## Problem to solve
Search the data for "this". Each line containing it is to be copied.
Provided data START
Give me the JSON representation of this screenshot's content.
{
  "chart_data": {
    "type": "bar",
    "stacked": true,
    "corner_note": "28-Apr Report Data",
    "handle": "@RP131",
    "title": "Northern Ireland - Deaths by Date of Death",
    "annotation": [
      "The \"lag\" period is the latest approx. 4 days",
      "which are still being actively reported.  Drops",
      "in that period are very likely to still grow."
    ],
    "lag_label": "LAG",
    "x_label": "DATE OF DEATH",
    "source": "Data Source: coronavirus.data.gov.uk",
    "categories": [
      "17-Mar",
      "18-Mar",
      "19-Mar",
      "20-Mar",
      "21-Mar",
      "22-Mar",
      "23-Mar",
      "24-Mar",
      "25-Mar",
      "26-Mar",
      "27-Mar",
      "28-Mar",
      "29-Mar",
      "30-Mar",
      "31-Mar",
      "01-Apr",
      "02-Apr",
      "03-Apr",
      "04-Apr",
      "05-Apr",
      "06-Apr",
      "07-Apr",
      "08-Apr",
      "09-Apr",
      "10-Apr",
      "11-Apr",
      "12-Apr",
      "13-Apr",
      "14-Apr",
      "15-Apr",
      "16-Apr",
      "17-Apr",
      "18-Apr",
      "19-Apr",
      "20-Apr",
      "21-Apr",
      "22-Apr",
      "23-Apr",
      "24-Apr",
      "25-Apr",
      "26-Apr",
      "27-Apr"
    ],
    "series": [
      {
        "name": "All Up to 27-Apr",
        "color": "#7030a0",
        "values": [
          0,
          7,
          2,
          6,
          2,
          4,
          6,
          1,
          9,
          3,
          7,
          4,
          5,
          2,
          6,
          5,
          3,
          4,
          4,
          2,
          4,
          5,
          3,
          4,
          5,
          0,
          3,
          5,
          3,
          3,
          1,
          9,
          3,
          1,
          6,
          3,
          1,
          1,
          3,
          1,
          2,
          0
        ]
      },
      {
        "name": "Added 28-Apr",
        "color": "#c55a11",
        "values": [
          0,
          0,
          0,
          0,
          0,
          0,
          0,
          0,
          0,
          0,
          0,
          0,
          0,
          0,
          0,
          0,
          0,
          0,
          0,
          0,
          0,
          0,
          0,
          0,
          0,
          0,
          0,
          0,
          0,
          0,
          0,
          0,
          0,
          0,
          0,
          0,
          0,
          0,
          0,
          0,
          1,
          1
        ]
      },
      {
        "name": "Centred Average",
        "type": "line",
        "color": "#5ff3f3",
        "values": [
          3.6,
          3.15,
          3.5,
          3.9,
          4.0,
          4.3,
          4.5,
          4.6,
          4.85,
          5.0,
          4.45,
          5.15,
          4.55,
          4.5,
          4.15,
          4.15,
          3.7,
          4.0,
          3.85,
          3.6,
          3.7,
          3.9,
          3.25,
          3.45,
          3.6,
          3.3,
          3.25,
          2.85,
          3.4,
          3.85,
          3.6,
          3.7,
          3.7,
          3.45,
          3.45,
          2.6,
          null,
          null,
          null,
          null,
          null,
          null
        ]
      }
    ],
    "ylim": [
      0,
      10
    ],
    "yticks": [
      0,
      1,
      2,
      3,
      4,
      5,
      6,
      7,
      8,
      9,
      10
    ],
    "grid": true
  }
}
Provided data END
Provided data START
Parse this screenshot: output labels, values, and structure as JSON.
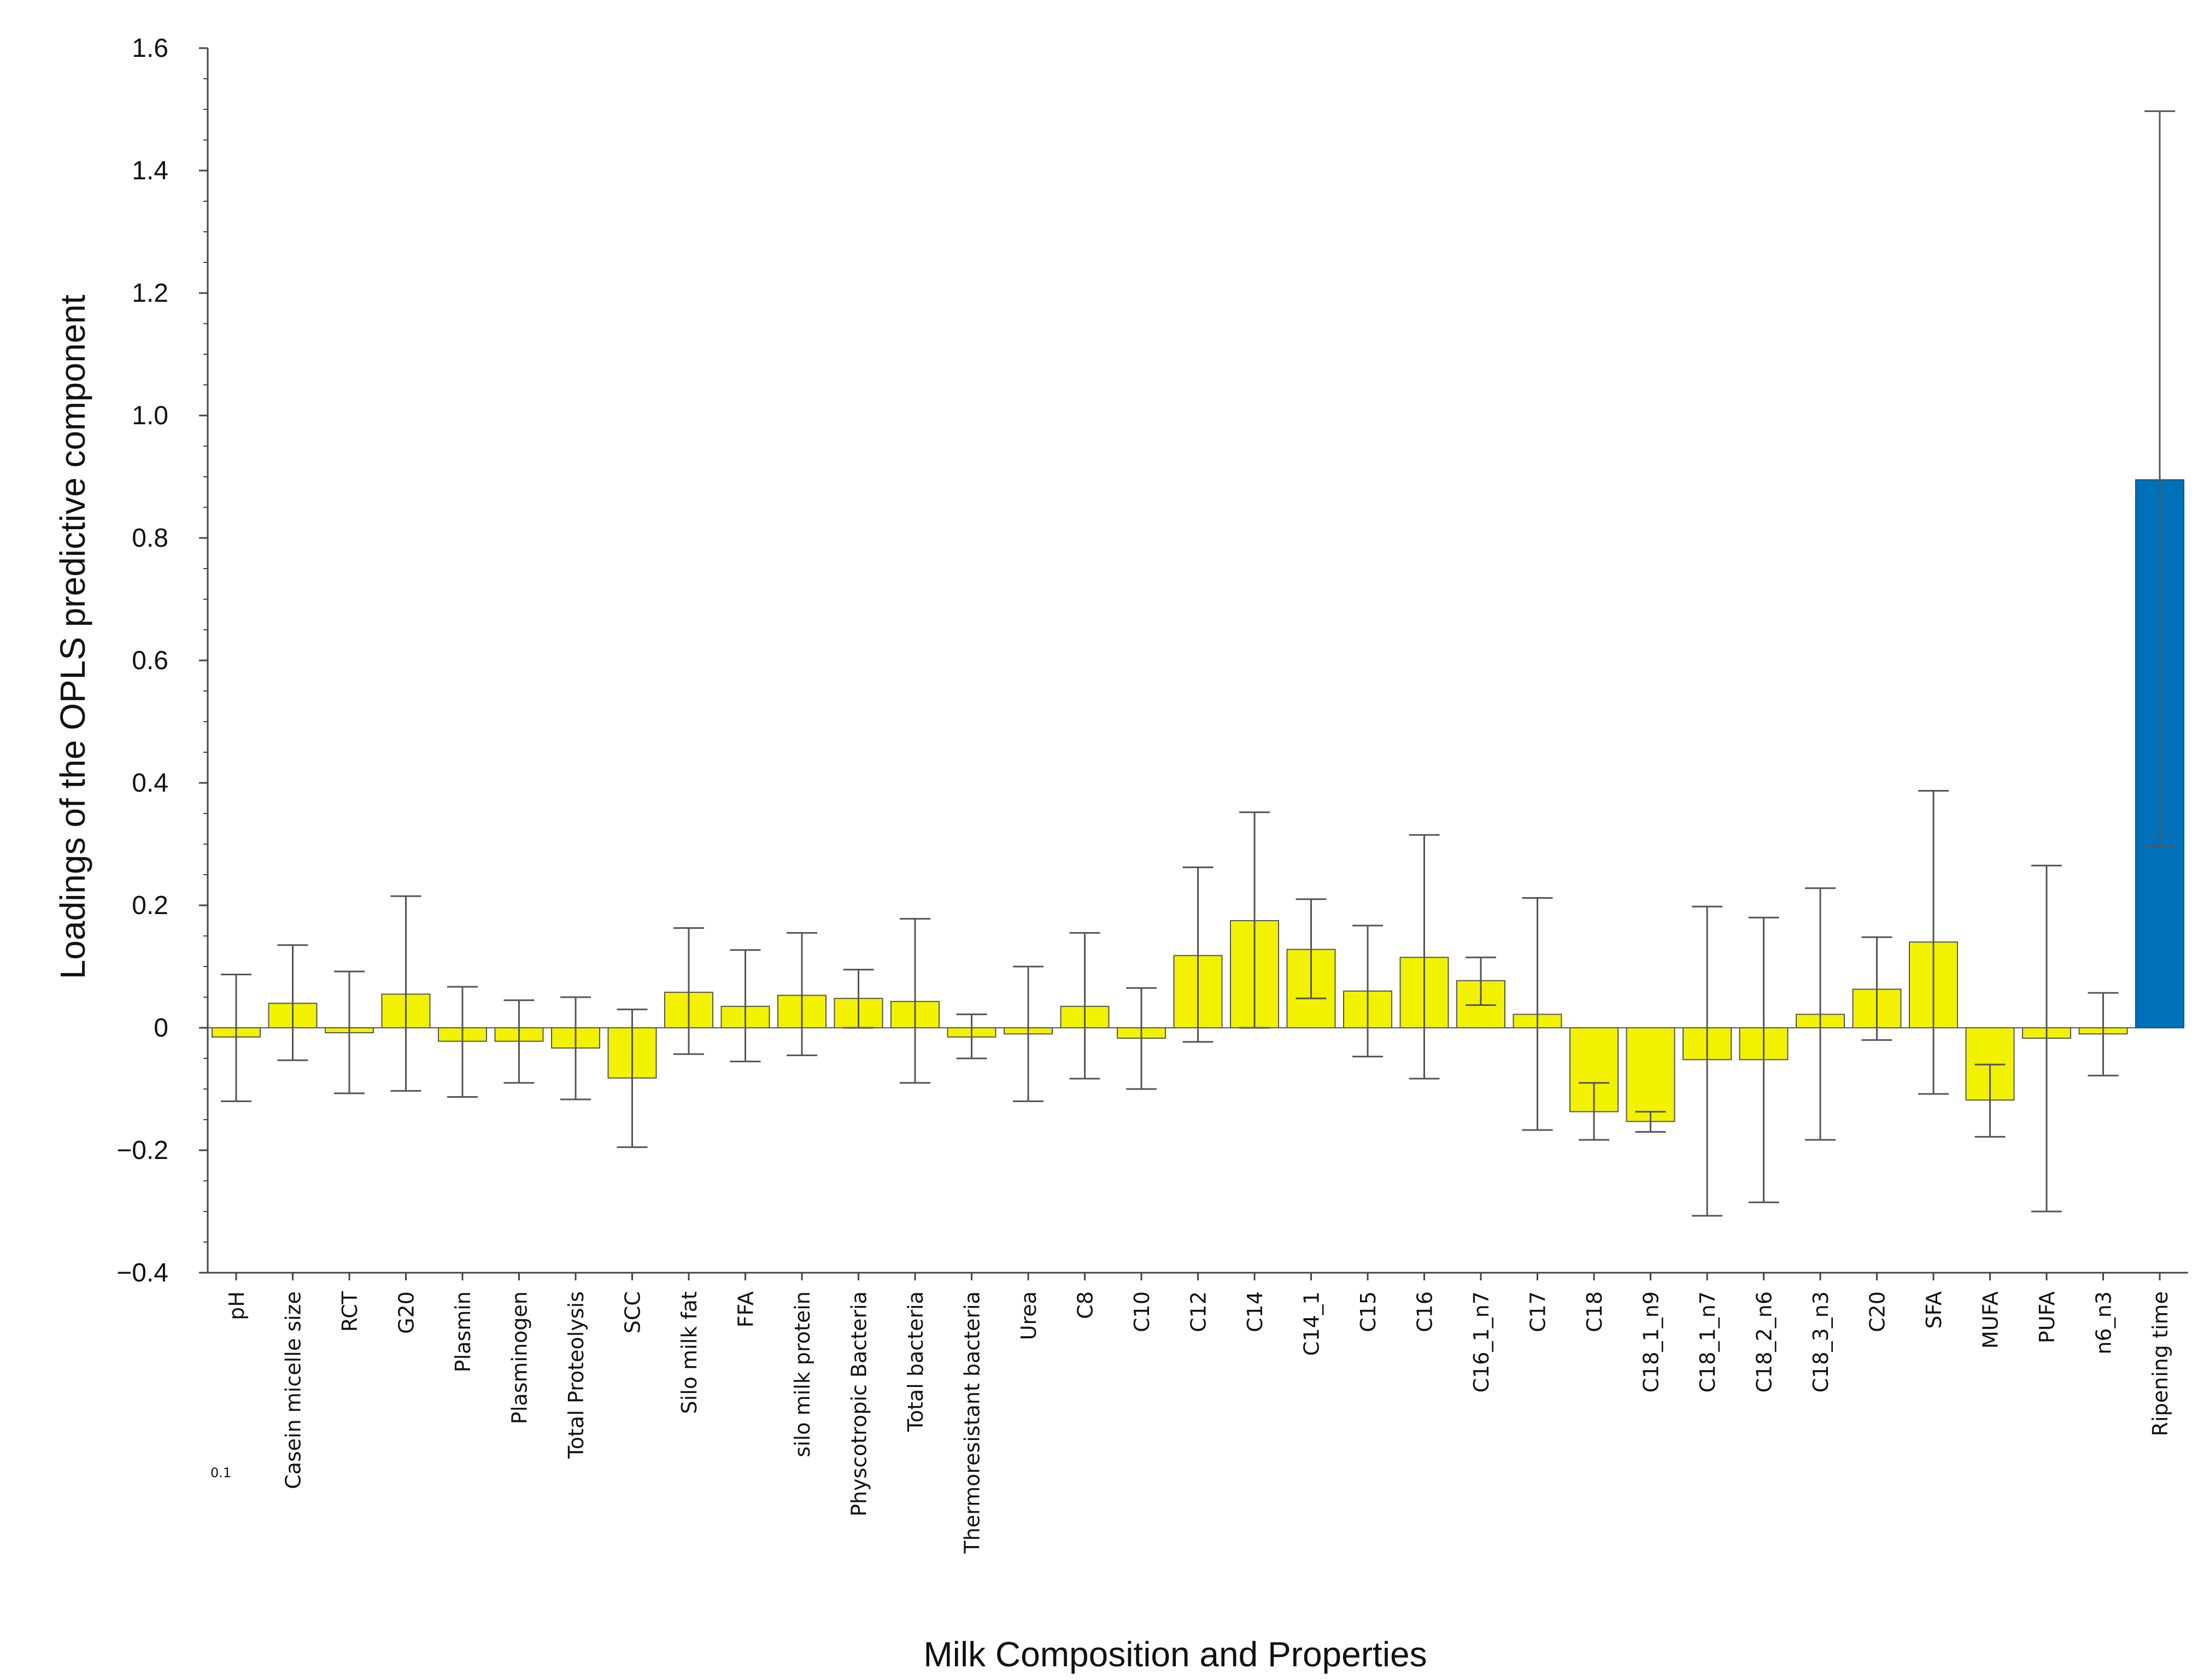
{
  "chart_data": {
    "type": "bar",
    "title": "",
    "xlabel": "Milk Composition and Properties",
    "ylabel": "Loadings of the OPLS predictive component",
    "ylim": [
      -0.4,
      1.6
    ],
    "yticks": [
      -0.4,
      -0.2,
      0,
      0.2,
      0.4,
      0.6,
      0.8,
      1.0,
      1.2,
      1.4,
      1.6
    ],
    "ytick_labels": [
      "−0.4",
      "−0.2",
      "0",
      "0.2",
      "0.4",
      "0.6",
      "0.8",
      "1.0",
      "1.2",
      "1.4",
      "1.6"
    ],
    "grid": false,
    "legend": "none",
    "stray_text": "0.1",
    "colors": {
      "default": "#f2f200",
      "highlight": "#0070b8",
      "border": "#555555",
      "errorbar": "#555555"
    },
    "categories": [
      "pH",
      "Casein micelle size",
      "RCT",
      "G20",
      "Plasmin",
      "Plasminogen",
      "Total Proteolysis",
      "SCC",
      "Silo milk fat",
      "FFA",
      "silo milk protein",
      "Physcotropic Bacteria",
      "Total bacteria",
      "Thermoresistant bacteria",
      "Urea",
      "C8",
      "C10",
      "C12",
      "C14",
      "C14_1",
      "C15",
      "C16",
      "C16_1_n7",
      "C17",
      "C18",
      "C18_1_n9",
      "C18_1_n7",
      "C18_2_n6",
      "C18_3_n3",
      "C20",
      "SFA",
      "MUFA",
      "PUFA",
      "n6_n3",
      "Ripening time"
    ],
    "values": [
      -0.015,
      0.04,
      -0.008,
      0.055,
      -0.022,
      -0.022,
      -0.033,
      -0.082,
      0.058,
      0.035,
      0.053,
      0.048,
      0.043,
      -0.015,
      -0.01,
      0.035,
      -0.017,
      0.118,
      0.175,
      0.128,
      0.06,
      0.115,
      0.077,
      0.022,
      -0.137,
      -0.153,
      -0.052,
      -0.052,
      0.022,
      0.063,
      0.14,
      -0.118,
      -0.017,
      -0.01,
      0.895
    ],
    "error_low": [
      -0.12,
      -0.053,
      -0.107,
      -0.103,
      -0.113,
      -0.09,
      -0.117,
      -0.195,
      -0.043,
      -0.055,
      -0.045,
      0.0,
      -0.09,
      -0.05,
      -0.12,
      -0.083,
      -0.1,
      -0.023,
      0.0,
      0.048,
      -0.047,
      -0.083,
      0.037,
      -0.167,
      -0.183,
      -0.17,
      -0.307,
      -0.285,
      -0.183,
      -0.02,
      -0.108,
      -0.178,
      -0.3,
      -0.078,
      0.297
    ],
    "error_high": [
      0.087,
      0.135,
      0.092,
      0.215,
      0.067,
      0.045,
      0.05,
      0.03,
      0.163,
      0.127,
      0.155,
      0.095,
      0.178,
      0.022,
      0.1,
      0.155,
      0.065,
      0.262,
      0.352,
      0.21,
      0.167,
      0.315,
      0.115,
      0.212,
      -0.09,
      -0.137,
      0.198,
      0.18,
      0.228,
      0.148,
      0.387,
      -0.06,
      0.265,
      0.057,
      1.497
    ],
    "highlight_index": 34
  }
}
Provided data END
## Your response
Give me the JSON representation of this screenshot's content.
Parse this screenshot: output labels, values, and structure as JSON.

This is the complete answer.